Challenge —
Show every line in the records below that contains the word "треугольников".
'''
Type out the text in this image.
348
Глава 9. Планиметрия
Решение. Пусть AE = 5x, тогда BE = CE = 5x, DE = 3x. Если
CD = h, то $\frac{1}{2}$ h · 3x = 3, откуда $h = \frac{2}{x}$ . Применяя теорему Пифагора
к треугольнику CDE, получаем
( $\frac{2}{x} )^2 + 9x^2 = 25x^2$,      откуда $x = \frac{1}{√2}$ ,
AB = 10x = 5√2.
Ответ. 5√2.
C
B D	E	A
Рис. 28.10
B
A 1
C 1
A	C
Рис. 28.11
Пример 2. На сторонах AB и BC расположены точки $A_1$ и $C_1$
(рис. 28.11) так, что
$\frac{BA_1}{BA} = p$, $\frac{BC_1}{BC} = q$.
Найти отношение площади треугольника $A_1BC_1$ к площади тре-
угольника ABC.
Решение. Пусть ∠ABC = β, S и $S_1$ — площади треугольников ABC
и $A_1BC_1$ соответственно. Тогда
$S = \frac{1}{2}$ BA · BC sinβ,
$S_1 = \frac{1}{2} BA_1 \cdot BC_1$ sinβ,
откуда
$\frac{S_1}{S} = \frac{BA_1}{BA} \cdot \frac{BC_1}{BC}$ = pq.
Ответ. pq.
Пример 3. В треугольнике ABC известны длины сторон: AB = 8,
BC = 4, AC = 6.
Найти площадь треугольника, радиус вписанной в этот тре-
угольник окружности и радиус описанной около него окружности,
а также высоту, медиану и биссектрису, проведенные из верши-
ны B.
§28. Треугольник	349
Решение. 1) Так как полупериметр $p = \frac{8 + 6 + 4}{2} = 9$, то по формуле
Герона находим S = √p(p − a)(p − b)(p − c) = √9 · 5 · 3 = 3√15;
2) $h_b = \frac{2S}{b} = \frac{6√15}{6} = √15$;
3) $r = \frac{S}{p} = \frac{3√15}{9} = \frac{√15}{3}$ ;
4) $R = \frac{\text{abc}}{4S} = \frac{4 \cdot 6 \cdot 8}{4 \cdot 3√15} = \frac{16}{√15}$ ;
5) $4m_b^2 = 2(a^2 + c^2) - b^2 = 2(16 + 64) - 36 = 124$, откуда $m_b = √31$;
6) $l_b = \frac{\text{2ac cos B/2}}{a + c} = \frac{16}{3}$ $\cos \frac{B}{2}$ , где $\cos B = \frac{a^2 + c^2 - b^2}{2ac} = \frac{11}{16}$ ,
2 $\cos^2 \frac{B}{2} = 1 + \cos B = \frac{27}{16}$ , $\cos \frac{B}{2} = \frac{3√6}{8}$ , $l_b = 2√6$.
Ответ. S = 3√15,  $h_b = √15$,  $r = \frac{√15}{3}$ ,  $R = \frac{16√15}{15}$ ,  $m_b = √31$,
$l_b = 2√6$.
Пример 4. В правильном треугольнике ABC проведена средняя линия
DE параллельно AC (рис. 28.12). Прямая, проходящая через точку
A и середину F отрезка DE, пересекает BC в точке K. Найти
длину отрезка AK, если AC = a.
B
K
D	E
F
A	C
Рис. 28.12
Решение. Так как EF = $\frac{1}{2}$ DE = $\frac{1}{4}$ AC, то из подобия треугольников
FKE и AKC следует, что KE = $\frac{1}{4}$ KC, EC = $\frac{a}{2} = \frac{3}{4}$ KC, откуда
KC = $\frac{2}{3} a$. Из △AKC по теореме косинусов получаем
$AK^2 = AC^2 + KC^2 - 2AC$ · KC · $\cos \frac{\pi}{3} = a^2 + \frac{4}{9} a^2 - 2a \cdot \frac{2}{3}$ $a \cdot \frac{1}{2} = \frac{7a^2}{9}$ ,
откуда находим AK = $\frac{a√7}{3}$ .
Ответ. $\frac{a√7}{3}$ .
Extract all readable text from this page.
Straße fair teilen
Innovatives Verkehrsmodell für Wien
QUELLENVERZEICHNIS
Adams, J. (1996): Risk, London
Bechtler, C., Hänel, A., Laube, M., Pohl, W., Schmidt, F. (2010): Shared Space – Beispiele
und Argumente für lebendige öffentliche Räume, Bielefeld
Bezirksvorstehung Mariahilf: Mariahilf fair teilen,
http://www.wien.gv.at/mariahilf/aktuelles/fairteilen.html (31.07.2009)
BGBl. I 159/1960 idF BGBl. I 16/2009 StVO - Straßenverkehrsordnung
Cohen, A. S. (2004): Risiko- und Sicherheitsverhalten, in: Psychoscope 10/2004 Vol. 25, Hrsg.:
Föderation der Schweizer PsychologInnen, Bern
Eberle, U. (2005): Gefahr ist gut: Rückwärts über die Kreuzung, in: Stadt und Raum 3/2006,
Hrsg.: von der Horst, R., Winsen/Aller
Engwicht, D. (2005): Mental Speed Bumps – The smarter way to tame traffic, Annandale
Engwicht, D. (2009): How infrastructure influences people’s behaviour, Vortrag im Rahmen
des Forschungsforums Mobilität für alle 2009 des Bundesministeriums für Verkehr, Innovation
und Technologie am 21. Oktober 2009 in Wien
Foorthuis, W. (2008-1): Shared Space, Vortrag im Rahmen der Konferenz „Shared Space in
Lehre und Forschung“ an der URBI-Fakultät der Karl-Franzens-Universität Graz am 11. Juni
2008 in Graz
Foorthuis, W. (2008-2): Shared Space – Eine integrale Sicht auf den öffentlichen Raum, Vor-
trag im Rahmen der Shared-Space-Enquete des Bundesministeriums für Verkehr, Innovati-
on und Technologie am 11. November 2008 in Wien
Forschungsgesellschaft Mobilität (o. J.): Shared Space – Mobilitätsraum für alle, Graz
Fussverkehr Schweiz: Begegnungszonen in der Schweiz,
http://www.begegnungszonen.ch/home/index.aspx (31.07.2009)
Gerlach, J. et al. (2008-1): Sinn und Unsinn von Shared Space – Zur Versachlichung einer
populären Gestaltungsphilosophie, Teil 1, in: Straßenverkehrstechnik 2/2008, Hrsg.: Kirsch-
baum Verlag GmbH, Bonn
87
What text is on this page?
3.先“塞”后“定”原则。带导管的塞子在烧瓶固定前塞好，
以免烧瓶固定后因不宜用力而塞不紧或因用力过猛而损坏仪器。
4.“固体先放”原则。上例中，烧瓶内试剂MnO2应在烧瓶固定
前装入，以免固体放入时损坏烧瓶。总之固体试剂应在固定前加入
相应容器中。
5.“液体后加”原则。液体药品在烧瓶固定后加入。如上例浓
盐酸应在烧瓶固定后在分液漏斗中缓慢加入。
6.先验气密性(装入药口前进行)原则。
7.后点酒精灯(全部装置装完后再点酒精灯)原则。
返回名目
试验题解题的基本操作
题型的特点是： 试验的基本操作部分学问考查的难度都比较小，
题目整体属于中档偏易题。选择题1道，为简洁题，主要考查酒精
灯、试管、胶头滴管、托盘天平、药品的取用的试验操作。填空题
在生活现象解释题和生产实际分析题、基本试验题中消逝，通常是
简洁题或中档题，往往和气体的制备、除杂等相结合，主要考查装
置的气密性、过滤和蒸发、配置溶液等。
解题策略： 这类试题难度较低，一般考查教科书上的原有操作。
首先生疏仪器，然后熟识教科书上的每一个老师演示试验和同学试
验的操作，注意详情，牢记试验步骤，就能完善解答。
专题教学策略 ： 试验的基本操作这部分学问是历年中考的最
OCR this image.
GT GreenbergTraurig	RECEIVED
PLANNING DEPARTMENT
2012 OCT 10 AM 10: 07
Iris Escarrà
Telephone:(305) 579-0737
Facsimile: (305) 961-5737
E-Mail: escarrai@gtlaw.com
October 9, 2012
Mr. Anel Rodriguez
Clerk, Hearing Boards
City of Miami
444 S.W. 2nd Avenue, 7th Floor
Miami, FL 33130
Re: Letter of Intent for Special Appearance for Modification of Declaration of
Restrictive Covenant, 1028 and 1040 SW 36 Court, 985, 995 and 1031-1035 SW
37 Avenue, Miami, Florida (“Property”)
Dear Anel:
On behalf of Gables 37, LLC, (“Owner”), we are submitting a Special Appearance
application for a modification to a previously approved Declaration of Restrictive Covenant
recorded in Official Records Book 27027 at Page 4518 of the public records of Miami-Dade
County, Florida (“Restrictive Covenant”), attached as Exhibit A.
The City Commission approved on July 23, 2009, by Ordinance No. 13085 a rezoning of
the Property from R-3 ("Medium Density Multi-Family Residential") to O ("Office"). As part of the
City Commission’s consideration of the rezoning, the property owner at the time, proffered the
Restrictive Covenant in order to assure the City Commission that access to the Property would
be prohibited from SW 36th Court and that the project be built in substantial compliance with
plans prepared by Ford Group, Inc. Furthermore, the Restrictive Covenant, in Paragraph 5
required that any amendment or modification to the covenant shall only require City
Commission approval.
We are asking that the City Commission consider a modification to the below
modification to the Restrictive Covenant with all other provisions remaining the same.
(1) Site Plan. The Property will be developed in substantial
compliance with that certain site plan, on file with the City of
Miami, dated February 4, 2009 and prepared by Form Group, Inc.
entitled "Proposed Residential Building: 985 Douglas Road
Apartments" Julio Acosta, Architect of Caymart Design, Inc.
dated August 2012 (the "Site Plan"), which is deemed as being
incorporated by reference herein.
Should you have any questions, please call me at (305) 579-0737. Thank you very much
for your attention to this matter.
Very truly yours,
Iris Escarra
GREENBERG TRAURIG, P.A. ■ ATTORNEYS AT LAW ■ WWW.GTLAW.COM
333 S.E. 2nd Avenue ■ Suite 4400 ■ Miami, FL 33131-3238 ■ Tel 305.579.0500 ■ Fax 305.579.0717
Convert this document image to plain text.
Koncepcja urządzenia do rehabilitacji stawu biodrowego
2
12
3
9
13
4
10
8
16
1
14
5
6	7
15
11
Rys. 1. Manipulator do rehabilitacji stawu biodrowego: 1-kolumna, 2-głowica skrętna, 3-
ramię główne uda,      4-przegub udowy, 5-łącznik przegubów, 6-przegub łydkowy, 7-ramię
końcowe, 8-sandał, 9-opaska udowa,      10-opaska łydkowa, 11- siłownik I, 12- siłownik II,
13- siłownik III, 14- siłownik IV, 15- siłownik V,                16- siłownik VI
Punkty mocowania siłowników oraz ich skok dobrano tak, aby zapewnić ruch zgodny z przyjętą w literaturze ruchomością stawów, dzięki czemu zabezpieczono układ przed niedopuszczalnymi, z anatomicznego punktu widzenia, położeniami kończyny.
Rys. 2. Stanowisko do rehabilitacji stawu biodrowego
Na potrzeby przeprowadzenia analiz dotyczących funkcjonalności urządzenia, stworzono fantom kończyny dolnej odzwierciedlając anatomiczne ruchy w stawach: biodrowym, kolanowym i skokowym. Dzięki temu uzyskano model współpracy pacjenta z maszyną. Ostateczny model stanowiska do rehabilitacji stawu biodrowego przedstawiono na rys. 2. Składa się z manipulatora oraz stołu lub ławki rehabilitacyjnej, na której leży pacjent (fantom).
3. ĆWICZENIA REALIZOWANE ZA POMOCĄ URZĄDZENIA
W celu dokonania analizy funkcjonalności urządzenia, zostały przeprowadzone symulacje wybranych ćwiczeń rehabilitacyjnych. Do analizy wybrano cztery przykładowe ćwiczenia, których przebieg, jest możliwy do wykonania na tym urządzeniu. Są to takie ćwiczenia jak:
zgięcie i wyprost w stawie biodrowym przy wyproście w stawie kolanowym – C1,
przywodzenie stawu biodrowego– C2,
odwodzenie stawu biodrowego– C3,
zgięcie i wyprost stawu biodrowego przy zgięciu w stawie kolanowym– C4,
'''
Result of the exercise —
Решение. Пусть ∠ABC = β, S и $S_1$ — площади треугольников ABC
Решение. Так как EF = $\frac{1}{2}$ DE = $\frac{1}{4}$ AC, то из подобия треугольников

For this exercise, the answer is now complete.